Items from a dataset:
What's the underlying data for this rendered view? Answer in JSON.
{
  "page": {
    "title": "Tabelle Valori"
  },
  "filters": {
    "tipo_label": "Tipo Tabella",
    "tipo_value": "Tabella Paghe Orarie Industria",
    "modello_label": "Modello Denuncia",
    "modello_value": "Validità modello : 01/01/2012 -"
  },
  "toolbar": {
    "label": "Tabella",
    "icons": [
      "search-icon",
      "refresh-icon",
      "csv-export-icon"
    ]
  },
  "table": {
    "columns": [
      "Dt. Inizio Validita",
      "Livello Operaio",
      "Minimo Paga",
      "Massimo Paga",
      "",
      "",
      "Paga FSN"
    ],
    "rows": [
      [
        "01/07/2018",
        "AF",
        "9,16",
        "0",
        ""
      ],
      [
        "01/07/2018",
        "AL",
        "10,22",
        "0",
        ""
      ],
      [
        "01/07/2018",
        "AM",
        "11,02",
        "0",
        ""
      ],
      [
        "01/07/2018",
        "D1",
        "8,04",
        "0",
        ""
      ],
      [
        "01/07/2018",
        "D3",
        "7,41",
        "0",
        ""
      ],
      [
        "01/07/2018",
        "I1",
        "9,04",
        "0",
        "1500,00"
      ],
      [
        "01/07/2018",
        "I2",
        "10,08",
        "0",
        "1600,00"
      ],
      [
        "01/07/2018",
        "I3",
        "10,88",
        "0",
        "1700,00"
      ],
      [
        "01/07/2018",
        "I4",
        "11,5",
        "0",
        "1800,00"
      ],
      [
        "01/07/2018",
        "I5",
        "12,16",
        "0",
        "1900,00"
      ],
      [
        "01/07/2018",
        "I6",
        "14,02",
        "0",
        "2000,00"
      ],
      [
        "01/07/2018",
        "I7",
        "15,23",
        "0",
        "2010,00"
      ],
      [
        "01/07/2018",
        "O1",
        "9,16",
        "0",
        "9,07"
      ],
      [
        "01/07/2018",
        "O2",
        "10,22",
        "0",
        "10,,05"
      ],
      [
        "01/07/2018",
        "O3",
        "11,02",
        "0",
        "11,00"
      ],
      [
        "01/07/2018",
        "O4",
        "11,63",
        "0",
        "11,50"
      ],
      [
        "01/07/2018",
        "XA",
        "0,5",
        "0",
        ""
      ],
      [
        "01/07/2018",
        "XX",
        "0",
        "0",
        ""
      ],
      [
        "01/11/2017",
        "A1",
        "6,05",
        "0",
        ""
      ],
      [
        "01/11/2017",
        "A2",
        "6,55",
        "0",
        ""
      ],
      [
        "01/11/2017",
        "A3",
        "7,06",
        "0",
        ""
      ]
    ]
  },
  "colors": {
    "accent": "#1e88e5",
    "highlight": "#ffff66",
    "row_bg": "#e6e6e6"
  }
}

Given request: Using the records above, find and show each line with the string "Tabella".

Exercise solution:
    "tipo_label": "Tipo Tabella",
    "tipo_value": "Tabella Paghe Orarie Industria",
    "label": "Tabella",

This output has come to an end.